• _SUPPLIED MATERIAL_
◆ ◆ ◆ ◆ ◆ ◆ ◆

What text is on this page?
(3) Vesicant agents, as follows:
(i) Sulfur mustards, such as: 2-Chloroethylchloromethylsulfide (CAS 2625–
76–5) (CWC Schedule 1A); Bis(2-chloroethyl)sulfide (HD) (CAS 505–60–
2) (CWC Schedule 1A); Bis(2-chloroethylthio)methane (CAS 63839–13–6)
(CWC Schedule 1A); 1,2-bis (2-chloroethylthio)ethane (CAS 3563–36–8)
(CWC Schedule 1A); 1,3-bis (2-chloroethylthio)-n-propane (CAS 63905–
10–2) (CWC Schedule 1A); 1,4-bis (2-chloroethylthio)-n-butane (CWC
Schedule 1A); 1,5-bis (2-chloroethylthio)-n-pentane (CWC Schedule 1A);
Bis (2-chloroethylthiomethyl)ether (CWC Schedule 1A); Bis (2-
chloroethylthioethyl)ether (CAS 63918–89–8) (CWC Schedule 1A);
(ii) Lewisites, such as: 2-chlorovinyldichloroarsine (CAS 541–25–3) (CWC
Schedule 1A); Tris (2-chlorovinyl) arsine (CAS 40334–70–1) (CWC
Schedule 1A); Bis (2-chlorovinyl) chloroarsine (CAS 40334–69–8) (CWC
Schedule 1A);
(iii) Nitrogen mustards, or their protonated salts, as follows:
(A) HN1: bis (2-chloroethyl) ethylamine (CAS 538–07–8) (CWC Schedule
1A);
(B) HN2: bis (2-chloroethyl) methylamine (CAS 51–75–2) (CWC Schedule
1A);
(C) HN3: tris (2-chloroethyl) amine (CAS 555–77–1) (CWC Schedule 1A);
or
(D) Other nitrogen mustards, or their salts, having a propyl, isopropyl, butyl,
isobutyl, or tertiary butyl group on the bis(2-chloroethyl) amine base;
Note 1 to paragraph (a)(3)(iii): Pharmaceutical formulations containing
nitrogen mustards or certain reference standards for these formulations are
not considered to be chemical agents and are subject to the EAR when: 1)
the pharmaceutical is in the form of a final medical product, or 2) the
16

◆ ◆ ◆ ◆ ◆ ◆ ◆

• _GOAL_
In the records above, how many lines hold the string "their"? Reply with only the number.

• _WORKED ANSWER_
2